# START OF Input data
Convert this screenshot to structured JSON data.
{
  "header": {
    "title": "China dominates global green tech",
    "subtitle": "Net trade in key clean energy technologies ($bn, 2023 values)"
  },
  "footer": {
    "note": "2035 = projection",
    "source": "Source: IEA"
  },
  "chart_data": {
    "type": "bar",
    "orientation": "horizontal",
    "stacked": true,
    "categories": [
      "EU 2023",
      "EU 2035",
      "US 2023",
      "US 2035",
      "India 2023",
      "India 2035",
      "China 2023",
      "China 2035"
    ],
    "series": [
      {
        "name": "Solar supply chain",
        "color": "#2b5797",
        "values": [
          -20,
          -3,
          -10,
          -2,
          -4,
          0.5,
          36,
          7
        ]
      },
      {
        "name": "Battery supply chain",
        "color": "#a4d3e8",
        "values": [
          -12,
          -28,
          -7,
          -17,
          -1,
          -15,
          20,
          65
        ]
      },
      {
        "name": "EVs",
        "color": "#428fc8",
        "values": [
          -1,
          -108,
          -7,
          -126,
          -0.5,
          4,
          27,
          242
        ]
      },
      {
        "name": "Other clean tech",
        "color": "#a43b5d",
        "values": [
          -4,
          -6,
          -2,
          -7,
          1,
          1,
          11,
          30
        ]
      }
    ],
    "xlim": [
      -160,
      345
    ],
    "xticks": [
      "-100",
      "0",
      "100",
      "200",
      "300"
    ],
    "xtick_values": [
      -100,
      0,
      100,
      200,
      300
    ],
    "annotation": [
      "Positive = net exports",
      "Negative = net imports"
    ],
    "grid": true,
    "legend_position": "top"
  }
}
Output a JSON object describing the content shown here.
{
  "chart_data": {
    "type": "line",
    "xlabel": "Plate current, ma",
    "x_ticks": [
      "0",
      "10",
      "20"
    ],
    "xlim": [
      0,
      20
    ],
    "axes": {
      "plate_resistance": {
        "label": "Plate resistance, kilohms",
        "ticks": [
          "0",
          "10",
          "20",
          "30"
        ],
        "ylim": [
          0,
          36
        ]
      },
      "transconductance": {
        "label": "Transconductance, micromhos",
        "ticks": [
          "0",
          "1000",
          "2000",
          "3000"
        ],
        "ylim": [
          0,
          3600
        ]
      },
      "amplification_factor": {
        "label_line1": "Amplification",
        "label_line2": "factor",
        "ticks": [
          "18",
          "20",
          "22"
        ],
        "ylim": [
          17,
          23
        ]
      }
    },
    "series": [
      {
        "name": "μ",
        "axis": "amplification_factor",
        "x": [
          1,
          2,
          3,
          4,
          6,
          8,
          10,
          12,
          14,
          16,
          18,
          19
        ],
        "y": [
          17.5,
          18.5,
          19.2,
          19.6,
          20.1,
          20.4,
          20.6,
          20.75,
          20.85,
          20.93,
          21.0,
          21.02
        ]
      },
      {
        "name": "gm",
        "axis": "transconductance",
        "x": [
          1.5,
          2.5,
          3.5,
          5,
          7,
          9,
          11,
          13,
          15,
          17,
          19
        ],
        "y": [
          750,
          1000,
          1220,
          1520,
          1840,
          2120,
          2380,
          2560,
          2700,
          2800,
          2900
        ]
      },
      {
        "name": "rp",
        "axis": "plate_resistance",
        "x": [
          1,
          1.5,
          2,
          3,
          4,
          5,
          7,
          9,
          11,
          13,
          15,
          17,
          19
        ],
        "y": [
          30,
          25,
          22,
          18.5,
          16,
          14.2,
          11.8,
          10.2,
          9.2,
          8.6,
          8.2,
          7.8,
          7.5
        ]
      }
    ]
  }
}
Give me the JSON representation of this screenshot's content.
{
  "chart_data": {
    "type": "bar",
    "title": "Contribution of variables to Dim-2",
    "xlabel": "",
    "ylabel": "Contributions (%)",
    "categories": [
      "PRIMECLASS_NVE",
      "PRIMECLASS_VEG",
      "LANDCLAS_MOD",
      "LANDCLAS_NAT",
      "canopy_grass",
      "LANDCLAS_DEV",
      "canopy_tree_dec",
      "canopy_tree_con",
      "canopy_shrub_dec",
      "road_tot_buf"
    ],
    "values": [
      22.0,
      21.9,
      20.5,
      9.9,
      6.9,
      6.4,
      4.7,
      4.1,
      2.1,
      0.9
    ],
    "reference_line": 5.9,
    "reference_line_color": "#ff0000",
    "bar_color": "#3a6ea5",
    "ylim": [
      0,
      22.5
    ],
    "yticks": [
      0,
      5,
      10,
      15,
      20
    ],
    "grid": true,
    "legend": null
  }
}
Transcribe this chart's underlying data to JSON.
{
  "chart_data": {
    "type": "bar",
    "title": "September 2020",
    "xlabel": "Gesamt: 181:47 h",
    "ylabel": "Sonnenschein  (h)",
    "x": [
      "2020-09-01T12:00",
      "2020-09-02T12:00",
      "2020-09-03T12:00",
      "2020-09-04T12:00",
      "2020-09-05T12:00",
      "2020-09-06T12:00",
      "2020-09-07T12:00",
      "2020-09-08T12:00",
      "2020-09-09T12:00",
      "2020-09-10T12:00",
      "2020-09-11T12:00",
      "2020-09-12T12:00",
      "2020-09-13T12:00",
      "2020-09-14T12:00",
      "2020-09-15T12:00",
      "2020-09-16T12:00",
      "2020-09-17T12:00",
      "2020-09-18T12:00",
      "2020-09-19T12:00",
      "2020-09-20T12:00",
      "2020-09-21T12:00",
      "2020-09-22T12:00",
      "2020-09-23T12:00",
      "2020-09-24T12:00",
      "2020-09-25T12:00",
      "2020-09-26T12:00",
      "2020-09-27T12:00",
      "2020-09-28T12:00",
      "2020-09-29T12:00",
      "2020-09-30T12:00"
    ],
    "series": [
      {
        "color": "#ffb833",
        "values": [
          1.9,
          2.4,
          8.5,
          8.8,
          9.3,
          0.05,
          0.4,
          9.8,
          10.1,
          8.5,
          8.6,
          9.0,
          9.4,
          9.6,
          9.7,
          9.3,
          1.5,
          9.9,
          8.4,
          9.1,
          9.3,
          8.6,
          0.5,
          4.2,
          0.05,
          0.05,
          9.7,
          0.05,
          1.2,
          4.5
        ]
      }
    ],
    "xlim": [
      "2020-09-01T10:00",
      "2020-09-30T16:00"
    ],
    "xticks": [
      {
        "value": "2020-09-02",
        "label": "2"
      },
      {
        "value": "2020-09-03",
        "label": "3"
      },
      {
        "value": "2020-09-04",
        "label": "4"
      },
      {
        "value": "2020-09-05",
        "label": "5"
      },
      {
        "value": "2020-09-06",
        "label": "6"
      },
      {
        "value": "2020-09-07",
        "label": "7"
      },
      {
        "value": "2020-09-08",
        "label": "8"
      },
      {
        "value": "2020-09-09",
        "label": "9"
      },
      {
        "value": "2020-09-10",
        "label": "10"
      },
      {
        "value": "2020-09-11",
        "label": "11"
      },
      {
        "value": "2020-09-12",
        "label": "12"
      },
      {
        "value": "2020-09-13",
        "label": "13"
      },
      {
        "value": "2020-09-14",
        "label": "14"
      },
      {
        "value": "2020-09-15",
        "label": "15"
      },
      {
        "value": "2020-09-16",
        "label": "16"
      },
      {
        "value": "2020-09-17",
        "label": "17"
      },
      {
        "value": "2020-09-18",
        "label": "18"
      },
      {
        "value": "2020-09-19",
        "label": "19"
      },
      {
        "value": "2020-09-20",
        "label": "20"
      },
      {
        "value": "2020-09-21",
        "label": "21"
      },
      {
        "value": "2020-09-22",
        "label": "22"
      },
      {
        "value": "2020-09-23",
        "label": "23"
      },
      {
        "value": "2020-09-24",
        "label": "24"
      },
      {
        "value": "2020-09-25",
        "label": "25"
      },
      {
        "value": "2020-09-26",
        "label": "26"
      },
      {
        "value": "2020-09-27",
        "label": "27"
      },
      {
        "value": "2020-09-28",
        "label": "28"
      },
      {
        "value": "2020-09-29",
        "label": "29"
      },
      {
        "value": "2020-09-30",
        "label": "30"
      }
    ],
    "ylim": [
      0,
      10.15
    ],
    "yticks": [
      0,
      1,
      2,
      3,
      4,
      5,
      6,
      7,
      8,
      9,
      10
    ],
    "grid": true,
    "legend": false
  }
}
# END OF Input data
Job
Track down the lines that include the word "supply" and copy them.

Completed task
        "name": "Solar supply chain",
        "name": "Battery supply chain",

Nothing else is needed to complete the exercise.